*Problem description*
Without skipping anything, write out each record below exactly.

-- Dataset records start --

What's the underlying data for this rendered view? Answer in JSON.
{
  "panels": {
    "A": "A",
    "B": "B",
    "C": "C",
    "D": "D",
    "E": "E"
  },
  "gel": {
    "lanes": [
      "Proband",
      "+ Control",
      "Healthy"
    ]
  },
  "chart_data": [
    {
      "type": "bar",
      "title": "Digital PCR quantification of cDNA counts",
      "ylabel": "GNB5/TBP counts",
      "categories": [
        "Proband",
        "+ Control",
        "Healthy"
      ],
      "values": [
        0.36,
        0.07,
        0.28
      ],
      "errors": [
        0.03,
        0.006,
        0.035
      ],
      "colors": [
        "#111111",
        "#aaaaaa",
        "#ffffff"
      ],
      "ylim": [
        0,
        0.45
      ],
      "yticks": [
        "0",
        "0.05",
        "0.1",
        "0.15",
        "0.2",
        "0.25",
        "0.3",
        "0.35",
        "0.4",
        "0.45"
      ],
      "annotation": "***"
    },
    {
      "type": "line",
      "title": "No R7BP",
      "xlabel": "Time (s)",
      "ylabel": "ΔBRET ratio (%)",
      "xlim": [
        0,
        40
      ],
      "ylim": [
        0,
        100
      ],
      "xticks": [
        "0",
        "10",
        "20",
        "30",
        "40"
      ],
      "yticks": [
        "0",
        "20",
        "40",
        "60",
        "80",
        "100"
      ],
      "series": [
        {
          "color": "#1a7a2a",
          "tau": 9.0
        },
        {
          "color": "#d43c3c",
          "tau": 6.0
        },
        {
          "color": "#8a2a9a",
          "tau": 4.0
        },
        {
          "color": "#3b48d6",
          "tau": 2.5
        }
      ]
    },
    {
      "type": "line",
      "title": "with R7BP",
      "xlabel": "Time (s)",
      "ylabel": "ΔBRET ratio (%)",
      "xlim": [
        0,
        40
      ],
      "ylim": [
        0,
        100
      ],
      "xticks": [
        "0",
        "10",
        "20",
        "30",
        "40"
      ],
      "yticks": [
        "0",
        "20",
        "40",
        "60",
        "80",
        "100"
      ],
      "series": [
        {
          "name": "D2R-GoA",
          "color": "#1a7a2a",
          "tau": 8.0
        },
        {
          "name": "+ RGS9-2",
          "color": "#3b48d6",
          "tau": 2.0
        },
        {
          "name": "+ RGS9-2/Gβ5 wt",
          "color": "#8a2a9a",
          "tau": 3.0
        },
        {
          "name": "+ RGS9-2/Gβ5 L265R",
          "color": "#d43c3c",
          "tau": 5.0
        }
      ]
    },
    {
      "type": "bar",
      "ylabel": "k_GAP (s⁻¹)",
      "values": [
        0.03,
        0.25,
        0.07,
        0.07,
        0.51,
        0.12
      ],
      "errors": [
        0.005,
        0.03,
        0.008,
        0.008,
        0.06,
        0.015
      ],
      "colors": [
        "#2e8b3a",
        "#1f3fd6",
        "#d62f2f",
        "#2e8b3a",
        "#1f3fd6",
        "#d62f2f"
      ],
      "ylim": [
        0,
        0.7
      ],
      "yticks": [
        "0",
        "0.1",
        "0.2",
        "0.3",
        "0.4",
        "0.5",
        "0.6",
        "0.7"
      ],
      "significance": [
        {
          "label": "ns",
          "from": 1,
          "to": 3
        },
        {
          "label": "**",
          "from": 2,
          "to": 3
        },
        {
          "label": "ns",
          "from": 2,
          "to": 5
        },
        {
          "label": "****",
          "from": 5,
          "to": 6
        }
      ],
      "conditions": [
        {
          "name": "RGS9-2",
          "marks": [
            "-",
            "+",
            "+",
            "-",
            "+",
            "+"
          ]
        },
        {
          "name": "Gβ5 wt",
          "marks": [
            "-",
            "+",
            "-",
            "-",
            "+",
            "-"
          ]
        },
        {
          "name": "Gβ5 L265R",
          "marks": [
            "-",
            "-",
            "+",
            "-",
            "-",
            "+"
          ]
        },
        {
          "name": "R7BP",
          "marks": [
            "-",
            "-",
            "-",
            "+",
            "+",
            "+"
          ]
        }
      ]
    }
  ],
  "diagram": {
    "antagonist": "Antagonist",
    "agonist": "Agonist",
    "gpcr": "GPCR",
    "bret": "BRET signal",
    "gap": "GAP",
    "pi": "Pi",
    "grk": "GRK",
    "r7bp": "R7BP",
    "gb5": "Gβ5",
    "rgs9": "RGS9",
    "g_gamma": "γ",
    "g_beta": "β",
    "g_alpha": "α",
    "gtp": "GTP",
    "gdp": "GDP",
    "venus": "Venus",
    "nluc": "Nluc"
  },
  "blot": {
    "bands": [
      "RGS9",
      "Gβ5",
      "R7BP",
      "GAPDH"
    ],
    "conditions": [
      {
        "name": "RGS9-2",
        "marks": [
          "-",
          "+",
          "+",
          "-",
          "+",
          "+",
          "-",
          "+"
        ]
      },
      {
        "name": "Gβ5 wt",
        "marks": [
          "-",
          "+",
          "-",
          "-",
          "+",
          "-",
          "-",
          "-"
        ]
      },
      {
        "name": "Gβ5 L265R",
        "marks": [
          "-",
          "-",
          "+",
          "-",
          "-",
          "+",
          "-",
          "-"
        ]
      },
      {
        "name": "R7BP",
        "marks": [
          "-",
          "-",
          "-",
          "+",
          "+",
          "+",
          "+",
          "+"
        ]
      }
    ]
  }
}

-- Dataset records end --

*Answer in full*
What's the underlying data for this rendered view? Answer in JSON.
{
  "panels": {
    "A": "A",
    "B": "B",
    "C": "C",
    "D": "D",
    "E": "E"
  },
  "gel": {
    "lanes": [
      "Proband",
      "+ Control",
      "Healthy"
    ]
  },
  "chart_data": [
    {
      "type": "bar",
      "title": "Digital PCR quantification of cDNA counts",
      "ylabel": "GNB5/TBP counts",
      "categories": [
        "Proband",
        "+ Control",
        "Healthy"
      ],
      "values": [
        0.36,
        0.07,
        0.28
      ],
      "errors": [
        0.03,
        0.006,
        0.035
      ],
      "colors": [
        "#111111",
        "#aaaaaa",
        "#ffffff"
      ],
      "ylim": [
        0,
        0.45
      ],
      "yticks": [
        "0",
        "0.05",
        "0.1",
        "0.15",
        "0.2",
        "0.25",
        "0.3",
        "0.35",
        "0.4",
        "0.45"
      ],
      "annotation": "***"
    },
    {
      "type": "line",
      "title": "No R7BP",
      "xlabel": "Time (s)",
      "ylabel": "ΔBRET ratio (%)",
      "xlim": [
        0,
        40
      ],
      "ylim": [
        0,
        100
      ],
      "xticks": [
        "0",
        "10",
        "20",
        "30",
        "40"
      ],
      "yticks": [
        "0",
        "20",
        "40",
        "60",
        "80",
        "100"
      ],
      "series": [
        {
          "color": "#1a7a2a",
          "tau": 9.0
        },
        {
          "color": "#d43c3c",
          "tau": 6.0
        },
        {
          "color": "#8a2a9a",
          "tau": 4.0
        },
        {
          "color": "#3b48d6",
          "tau": 2.5
        }
      ]
    },
    {
      "type": "line",
      "title": "with R7BP",
      "xlabel": "Time (s)",
      "ylabel": "ΔBRET ratio (%)",
      "xlim": [
        0,
        40
      ],
      "ylim": [
        0,
        100
      ],
      "xticks": [
        "0",
        "10",
        "20",
        "30",
        "40"
      ],
      "yticks": [
        "0",
        "20",
        "40",
        "60",
        "80",
        "100"
      ],
      "series": [
        {
          "name": "D2R-GoA",
          "color": "#1a7a2a",
          "tau": 8.0
        },
        {
          "name": "+ RGS9-2",
          "color": "#3b48d6",
          "tau": 2.0
        },
        {
          "name": "+ RGS9-2/Gβ5 wt",
          "color": "#8a2a9a",
          "tau": 3.0
        },
        {
          "name": "+ RGS9-2/Gβ5 L265R",
          "color": "#d43c3c",
          "tau": 5.0
        }
      ]
    },
    {
      "type": "bar",
      "ylabel": "k_GAP (s⁻¹)",
      "values": [
        0.03,
        0.25,
        0.07,
        0.07,
        0.51,
        0.12
      ],
      "errors": [
        0.005,
        0.03,
        0.008,
        0.008,
        0.06,
        0.015
      ],
      "colors": [
        "#2e8b3a",
        "#1f3fd6",
        "#d62f2f",
        "#2e8b3a",
        "#1f3fd6",
        "#d62f2f"
      ],
      "ylim": [
        0,
        0.7
      ],
      "yticks": [
        "0",
        "0.1",
        "0.2",
        "0.3",
        "0.4",
        "0.5",
        "0.6",
        "0.7"
      ],
      "significance": [
        {
          "label": "ns",
          "from": 1,
          "to": 3
        },
        {
          "label": "**",
          "from": 2,
          "to": 3
        },
        {
          "label": "ns",
          "from": 2,
          "to": 5
        },
        {
          "label": "****",
          "from": 5,
          "to": 6
        }
      ],
      "conditions": [
        {
          "name": "RGS9-2",
          "marks": [
            "-",
            "+",
            "+",
            "-",
            "+",
            "+"
          ]
        },
        {
          "name": "Gβ5 wt",
          "marks": [
            "-",
            "+",
            "-",
            "-",
            "+",
            "-"
          ]
        },
        {
          "name": "Gβ5 L265R",
          "marks": [
            "-",
            "-",
            "+",
            "-",
            "-",
            "+"
          ]
        },
        {
          "name": "R7BP",
          "marks": [
            "-",
            "-",
            "-",
            "+",
            "+",
            "+"
          ]
        }
      ]
    }
  ],
  "diagram": {
    "antagonist": "Antagonist",
    "agonist": "Agonist",
    "gpcr": "GPCR",
    "bret": "BRET signal",
    "gap": "GAP",
    "pi": "Pi",
    "grk": "GRK",
    "r7bp": "R7BP",
    "gb5": "Gβ5",
    "rgs9": "RGS9",
    "g_gamma": "γ",
    "g_beta": "β",
    "g_alpha": "α",
    "gtp": "GTP",
    "gdp": "GDP",
    "venus": "Venus",
    "nluc": "Nluc"
  },
  "blot": {
    "bands": [
      "RGS9",
      "Gβ5",
      "R7BP",
      "GAPDH"
    ],
    "conditions": [
      {
        "name": "RGS9-2",
        "marks": [
          "-",
          "+",
          "+",
          "-",
          "+",
          "+",
          "-",
          "+"
        ]
      },
      {
        "name": "Gβ5 wt",
        "marks": [
          "-",
          "+",
          "-",
          "-",
          "+",
          "-",
          "-",
          "-"
        ]
      },
      {
        "name": "Gβ5 L265R",
        "marks": [
          "-",
          "-",
          "+",
          "-",
          "-",
          "+",
          "-",
          "-"
        ]
      },
      {
        "name": "R7BP",
        "marks": [
          "-",
          "-",
          "-",
          "+",
          "+",
          "+",
          "+",
          "+"
        ]
      }
    ]
  }
}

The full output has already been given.